Look at the entries below and reproduce them exactly.

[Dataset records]

====

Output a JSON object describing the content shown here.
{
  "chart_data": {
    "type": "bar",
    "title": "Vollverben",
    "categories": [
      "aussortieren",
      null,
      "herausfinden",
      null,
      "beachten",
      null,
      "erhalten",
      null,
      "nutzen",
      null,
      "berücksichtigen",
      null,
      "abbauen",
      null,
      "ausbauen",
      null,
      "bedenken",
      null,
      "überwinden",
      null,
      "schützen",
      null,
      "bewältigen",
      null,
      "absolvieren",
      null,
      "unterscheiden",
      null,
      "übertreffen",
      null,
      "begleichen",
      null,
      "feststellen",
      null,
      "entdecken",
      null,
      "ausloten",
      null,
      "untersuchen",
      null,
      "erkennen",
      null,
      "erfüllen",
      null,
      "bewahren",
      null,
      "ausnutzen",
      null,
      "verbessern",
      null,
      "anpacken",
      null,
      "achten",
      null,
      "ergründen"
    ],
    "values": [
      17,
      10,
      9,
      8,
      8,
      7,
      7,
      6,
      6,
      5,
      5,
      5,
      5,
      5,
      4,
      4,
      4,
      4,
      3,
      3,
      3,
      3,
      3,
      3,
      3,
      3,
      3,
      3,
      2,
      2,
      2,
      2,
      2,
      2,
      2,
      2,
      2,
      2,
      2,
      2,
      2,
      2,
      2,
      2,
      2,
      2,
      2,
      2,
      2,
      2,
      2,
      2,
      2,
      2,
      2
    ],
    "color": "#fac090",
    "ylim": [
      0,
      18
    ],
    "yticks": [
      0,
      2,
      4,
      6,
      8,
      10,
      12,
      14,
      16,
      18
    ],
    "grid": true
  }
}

====

→ **REPLY**
Output a JSON object describing the content shown here.
{
  "chart_data": {
    "type": "bar",
    "title": "Vollverben",
    "categories": [
      "aussortieren",
      null,
      "herausfinden",
      null,
      "beachten",
      null,
      "erhalten",
      null,
      "nutzen",
      null,
      "berücksichtigen",
      null,
      "abbauen",
      null,
      "ausbauen",
      null,
      "bedenken",
      null,
      "überwinden",
      null,
      "schützen",
      null,
      "bewältigen",
      null,
      "absolvieren",
      null,
      "unterscheiden",
      null,
      "übertreffen",
      null,
      "begleichen",
      null,
      "feststellen",
      null,
      "entdecken",
      null,
      "ausloten",
      null,
      "untersuchen",
      null,
      "erkennen",
      null,
      "erfüllen",
      null,
      "bewahren",
      null,
      "ausnutzen",
      null,
      "verbessern",
      null,
      "anpacken",
      null,
      "achten",
      null,
      "ergründen"
    ],
    "values": [
      17,
      10,
      9,
      8,
      8,
      7,
      7,
      6,
      6,
      5,
      5,
      5,
      5,
      5,
      4,
      4,
      4,
      4,
      3,
      3,
      3,
      3,
      3,
      3,
      3,
      3,
      3,
      3,
      2,
      2,
      2,
      2,
      2,
      2,
      2,
      2,
      2,
      2,
      2,
      2,
      2,
      2,
      2,
      2,
      2,
      2,
      2,
      2,
      2,
      2,
      2,
      2,
      2,
      2,
      2
    ],
    "color": "#fac090",
    "ylim": [
      0,
      18
    ],
    "yticks": [
      0,
      2,
      4,
      6,
      8,
      10,
      12,
      14,
      16,
      18
    ],
    "grid": true
  }
}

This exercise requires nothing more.